▶ [Stated exercise] Your task is to output the listing word for word, with pictures excluded.

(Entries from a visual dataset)
⁂
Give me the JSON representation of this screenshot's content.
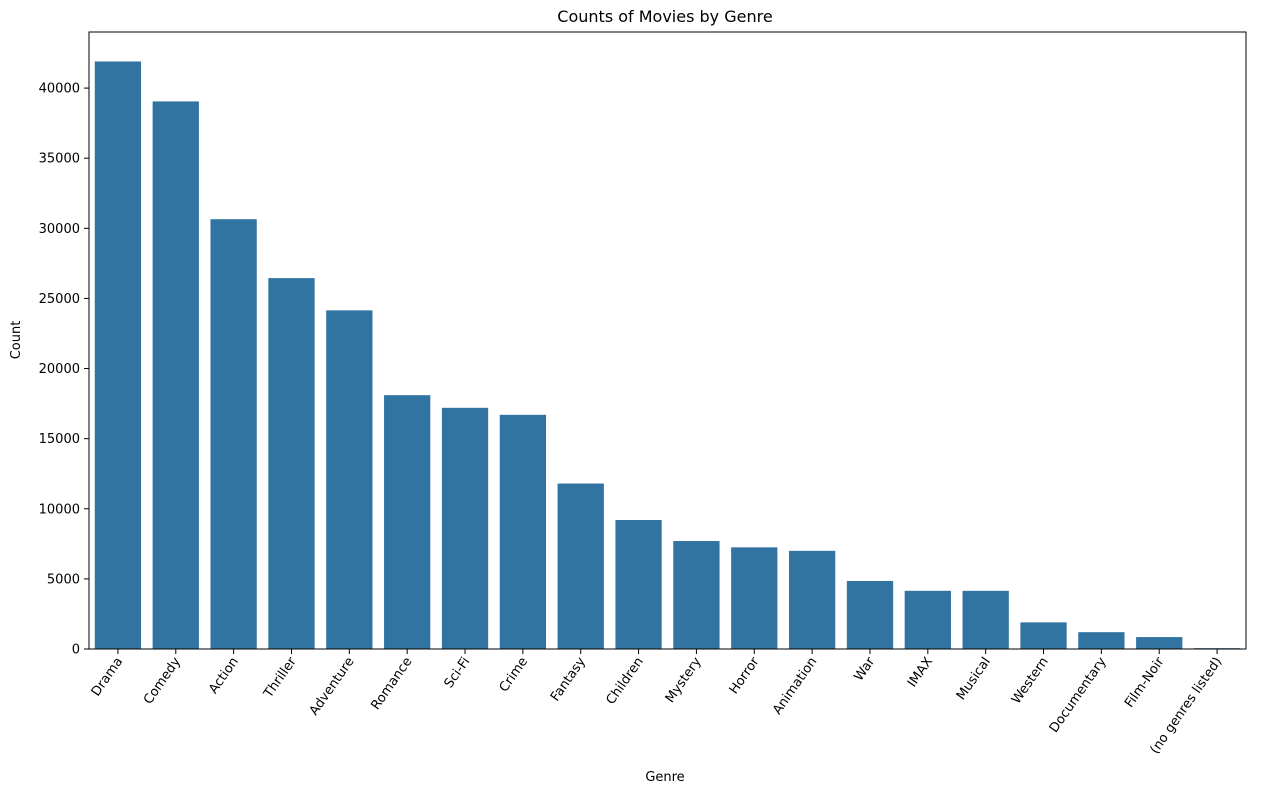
{
  "chart_data": {
    "type": "bar",
    "title": "Counts of Movies by Genre",
    "xlabel": "Genre",
    "ylabel": "Count",
    "ylim": [
      0,
      44000
    ],
    "yticks": [
      0,
      5000,
      10000,
      15000,
      20000,
      25000,
      30000,
      35000,
      40000
    ],
    "grid": false,
    "bar_color": "#3274a1",
    "categories": [
      "Drama",
      "Comedy",
      "Action",
      "Thriller",
      "Adventure",
      "Romance",
      "Sci-Fi",
      "Crime",
      "Fantasy",
      "Children",
      "Mystery",
      "Horror",
      "Animation",
      "War",
      "IMAX",
      "Musical",
      "Western",
      "Documentary",
      "Film-Noir",
      "(no genres listed)"
    ],
    "values": [
      41900,
      39050,
      30650,
      26450,
      24150,
      18100,
      17200,
      16700,
      11800,
      9200,
      7700,
      7250,
      7000,
      4850,
      4150,
      4150,
      1900,
      1200,
      850,
      60
    ]
  }
}
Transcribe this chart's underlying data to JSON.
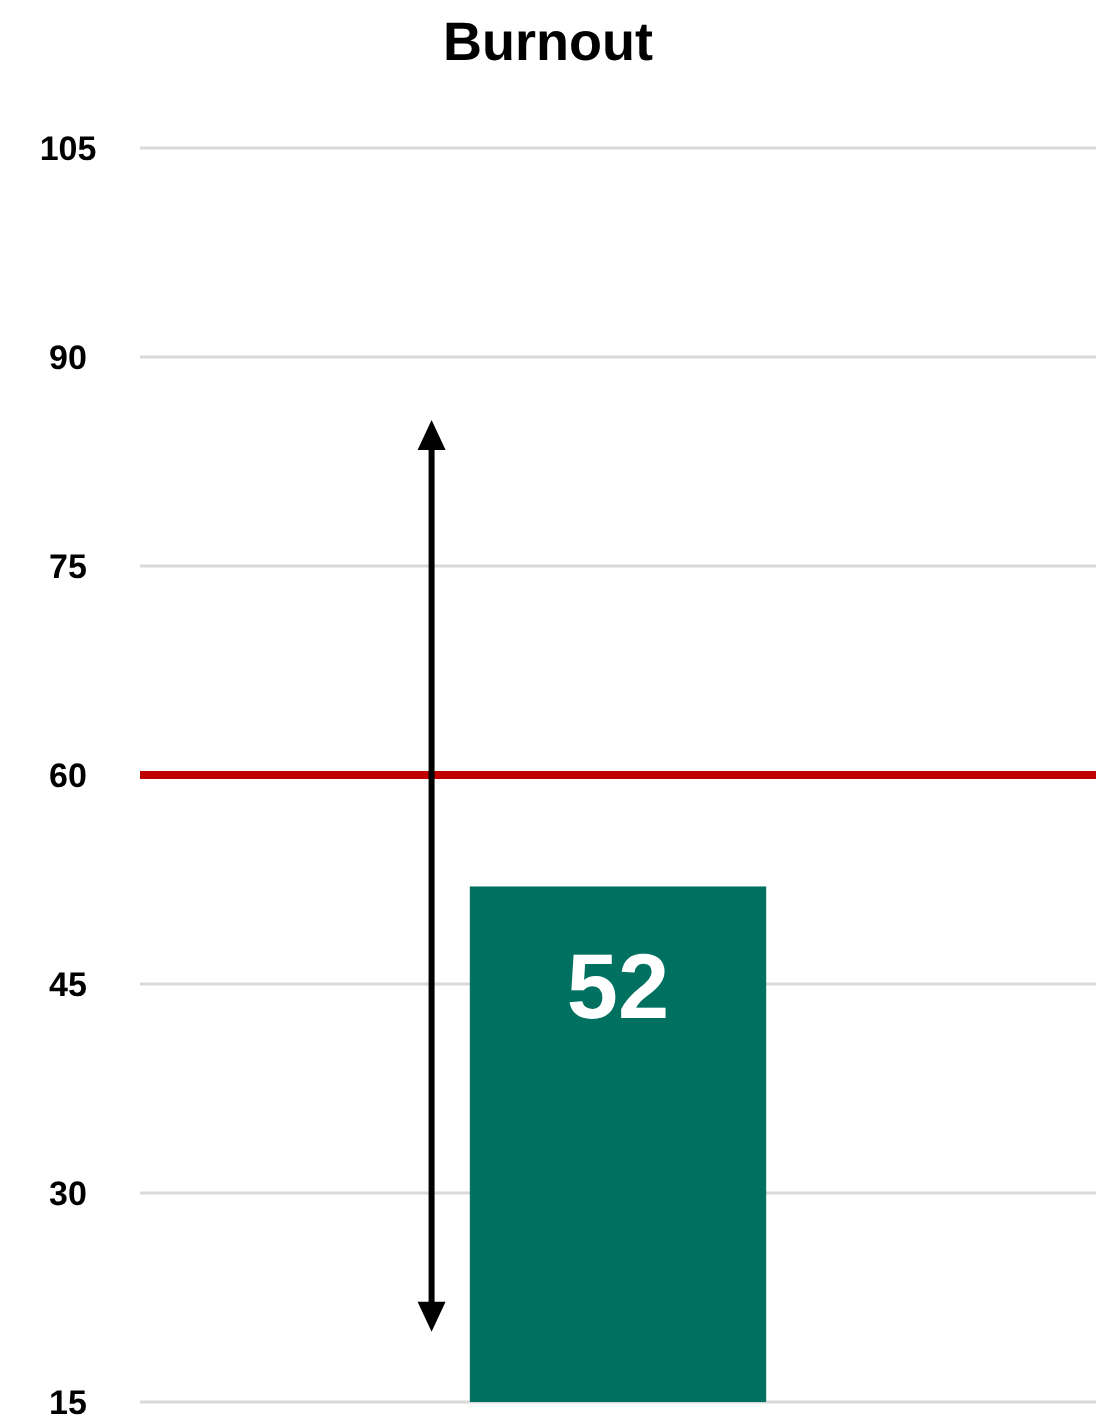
⁂
▶ [Answer to the task]
Give me the JSON representation of this screenshot's content.
{
  "chart_data": {
    "type": "bar",
    "title": "Counts of Movies by Genre",
    "xlabel": "Genre",
    "ylabel": "Count",
    "ylim": [
      0,
      44000
    ],
    "yticks": [
      0,
      5000,
      10000,
      15000,
      20000,
      25000,
      30000,
      35000,
      40000
    ],
    "grid": false,
    "bar_color": "#3274a1",
    "categories": [
      "Drama",
      "Comedy",
      "Action",
      "Thriller",
      "Adventure",
      "Romance",
      "Sci-Fi",
      "Crime",
      "Fantasy",
      "Children",
      "Mystery",
      "Horror",
      "Animation",
      "War",
      "IMAX",
      "Musical",
      "Western",
      "Documentary",
      "Film-Noir",
      "(no genres listed)"
    ],
    "values": [
      41900,
      39050,
      30650,
      26450,
      24150,
      18100,
      17200,
      16700,
      11800,
      9200,
      7700,
      7250,
      7000,
      4850,
      4150,
      4150,
      1900,
      1200,
      850,
      60
    ]
  }
}
Transcribe this chart's underlying data to JSON.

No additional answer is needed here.